--- begin ARTICLE ---
OS with threads before 1983
C.W. Holeman
Until the later half of the 1980s, most operating systems
allowed a process to have only one thread of execution.
Which commercially sold operating systems provided multiple threads
prior to 1983?
h_kraus
prior to 1983? <<
IBM's MVS would be one (huge) example. The next year (or late that year),
the MVS/XA architecture was released, and the MVS/ESA release went
out I believe by '89.
BTW, this is still the only *real* mission-critical OS, IMO. Systems like Unix
and NT are for those people that want to take a "huge leap" forward to
"advanced" technology for things like *omigosh*, large memory and files,
multi-threading (called multi-tasking on MVS, since of course any real OS
already has many many programs/sessions active at any time), multiple
processors, real admin/systems mgmt tools, security, fault-tolerant I/O
subsystems, etc, etc.
No, it's not supposed to be flamebait, it just gets wearing sometimes
observing all the hype over the "Unix, no NT, no Unix, NT!, Unix!" wars.
While these new OSs really will be the future and can support many new
applications that MVS can't, they are nowhere even close to being as
powerful or stable for large, mission-critical systems, as many many
projects learned the hard way in '93-94. Witness the huge increase in
staffing and sales (and profits) for IBM and the PCMs.
Still a big NeXTStep/NT/Unix/OS/2 fan (OK, even NetWare for certain
applications),
Harold
hkr...@accessone.com
Lam Dang
: Inside Windows NT by H Custer, page 92:
How about IBM's old standby MVS? Each MVS job is an address space
shared by multiple schedulable tasks, each with its own task control
block describing its context.
--
Lam Dang
dan...@netcom.com
jim frost
I consulted Peterson & Silberschatz' _Operating System Concepts_, 2nd
Ed, 1985. It details no OS's with a recognizable "thread" concept
although it goes into great detail in showing systems which support
processes with multiple execution contexts (most older OS's did this
in order to conserve memory).
However there was much research on concurrent programming systems,
starting with fork/join constructs (M. Conway, circa 1963). Djikstra
was of course highly influential starting in the mid-1960's
(developing the semaphore concept among other things), and Knuth did
his part as well. The early 1970's saw the advent of the critical
section and the monitor, and by the late 1970's there were many
working systems that made use of these constructs.
The 1970's were big on concurrent programming languages, eg Concurrent
Pascal, Modula, CSP, and Pascal Plus. That led us straight into Ada
and other "tasking" languages.
As the concepts were refined and standardized it shouldn't be
surprising that they made their way into the OS as basic services.
Many research OS's of the 1980's started incorporating many of these
concepts, most notably Chorus and Mach, and some commercial systems
(eg OS/2). The late 1980's saw an explosion of such operating
systems.
--- end ARTICLE ---
--- begin MATERIAL FOR THIS TASK ---
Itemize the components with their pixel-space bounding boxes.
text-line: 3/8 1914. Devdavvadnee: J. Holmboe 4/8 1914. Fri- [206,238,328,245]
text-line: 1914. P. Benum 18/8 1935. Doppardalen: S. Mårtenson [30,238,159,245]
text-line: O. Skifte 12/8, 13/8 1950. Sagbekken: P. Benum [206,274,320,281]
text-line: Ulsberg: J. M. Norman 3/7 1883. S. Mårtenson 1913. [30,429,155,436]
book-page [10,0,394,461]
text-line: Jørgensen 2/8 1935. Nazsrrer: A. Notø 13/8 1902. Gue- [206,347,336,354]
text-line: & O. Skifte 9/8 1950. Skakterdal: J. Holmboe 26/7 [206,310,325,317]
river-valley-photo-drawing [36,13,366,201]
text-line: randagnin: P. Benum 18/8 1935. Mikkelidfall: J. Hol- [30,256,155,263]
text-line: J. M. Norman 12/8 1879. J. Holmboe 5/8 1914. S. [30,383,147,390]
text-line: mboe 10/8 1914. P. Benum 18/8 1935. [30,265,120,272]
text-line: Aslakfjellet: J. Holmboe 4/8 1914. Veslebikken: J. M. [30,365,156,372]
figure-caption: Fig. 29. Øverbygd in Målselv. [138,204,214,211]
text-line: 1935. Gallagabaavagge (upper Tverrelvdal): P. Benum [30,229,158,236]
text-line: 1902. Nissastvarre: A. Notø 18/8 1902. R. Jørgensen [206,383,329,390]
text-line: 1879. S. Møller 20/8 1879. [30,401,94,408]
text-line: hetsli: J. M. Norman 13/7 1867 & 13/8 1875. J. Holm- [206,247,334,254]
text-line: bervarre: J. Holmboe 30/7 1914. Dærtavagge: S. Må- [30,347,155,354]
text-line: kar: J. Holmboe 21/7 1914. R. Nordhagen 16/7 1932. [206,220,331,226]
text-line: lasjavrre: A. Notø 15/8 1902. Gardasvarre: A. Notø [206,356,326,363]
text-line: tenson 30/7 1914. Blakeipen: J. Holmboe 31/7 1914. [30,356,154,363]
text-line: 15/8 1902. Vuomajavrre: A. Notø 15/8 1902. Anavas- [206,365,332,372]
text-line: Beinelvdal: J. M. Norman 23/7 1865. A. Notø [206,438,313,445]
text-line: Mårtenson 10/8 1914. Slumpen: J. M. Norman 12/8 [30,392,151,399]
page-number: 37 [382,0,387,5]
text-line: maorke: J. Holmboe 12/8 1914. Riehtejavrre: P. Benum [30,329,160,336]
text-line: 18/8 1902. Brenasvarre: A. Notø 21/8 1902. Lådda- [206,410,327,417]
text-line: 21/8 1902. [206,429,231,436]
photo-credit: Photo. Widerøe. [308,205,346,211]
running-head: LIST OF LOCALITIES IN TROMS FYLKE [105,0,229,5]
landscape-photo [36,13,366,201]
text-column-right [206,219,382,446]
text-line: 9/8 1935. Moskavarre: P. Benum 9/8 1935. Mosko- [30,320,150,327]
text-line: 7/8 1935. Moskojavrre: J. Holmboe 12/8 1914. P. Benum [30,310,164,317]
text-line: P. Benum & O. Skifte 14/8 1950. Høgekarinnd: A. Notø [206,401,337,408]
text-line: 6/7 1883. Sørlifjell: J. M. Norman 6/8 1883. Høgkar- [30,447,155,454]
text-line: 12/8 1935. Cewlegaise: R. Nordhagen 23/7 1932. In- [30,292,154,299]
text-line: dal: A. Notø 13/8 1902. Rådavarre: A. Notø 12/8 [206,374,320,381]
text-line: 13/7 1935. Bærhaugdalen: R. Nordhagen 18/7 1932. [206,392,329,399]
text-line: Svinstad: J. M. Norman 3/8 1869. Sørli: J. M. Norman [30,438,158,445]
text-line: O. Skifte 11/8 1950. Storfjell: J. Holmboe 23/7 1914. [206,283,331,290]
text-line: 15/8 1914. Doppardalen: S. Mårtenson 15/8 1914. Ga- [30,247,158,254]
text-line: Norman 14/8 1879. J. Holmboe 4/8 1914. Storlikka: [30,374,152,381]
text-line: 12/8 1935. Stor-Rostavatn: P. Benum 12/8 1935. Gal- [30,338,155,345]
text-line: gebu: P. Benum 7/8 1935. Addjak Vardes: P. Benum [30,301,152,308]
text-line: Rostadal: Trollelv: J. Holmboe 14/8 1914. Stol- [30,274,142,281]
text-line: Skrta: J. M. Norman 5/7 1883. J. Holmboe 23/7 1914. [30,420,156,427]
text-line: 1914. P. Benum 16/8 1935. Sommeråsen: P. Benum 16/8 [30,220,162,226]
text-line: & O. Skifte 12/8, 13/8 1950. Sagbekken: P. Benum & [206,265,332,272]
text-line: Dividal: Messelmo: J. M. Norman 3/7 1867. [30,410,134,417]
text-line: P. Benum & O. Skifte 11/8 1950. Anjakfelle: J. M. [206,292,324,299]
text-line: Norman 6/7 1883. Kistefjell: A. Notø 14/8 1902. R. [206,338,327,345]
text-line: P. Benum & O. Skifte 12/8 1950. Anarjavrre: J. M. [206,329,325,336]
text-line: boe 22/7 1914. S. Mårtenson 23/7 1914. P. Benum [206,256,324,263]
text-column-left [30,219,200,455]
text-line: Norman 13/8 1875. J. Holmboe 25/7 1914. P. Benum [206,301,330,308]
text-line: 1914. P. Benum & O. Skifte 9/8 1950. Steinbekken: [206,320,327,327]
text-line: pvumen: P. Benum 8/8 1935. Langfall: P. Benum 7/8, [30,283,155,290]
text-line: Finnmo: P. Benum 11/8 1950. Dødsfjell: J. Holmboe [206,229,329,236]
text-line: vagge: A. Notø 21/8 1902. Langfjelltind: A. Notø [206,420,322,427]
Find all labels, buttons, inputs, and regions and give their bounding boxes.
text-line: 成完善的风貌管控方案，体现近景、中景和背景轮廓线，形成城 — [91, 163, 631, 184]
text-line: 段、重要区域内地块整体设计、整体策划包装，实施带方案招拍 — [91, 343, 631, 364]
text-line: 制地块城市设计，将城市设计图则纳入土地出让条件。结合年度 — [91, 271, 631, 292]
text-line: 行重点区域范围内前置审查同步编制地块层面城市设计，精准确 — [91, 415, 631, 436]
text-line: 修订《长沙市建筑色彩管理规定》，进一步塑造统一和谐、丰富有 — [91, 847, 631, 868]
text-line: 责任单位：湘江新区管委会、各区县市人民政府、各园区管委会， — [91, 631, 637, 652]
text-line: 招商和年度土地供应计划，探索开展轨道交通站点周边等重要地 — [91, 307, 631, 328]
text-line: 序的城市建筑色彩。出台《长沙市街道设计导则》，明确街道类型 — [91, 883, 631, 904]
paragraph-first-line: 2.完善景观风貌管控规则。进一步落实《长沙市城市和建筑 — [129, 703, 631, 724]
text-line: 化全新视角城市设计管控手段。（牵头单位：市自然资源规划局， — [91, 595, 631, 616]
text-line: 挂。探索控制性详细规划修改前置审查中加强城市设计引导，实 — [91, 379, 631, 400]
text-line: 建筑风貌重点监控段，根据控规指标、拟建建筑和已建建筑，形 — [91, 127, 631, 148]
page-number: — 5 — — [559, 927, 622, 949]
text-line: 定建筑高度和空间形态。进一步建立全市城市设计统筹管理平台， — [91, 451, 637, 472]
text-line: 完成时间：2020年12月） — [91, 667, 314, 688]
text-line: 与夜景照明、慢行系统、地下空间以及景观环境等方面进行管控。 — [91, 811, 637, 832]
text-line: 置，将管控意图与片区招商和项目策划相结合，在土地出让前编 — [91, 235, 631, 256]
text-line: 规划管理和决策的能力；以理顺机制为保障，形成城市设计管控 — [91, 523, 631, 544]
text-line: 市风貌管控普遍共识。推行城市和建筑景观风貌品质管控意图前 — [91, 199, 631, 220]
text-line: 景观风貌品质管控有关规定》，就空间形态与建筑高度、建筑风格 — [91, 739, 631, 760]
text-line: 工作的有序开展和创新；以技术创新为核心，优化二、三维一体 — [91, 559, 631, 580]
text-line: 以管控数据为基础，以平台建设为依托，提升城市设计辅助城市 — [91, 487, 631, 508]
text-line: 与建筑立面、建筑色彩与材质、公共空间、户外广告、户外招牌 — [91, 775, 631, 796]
--- end MATERIAL FOR THIS TASK ---
(COMPLETE THE FOLLOWING)
(1) In the thread on operating systems with threads, why did most older operating systems support processes with multiple execution contexts?
(2) Reproduce the entries word for word, from their first line up to and including the line with "river-valley-photo-drawing [36,13,366,201]".

(FULL SOLUTIONS)
(1) According to the book consulted in the thread, most older operating systems supported processes with multiple execution contexts in order to conserve memory.

(2)
Itemize the components with their pixel-space bounding boxes.
text-line: 3/8 1914. Devdavvadnee: J. Holmboe 4/8 1914. Fri- [206,238,328,245]
text-line: 1914. P. Benum 18/8 1935. Doppardalen: S. Mårtenson [30,238,159,245]
text-line: O. Skifte 12/8, 13/8 1950. Sagbekken: P. Benum [206,274,320,281]
text-line: Ulsberg: J. M. Norman 3/7 1883. S. Mårtenson 1913. [30,429,155,436]
book-page [10,0,394,461]
text-line: Jørgensen 2/8 1935. Nazsrrer: A. Notø 13/8 1902. Gue- [206,347,336,354]
text-line: & O. Skifte 9/8 1950. Skakterdal: J. Holmboe 26/7 [206,310,325,317]
river-valley-photo-drawing [36,13,366,201]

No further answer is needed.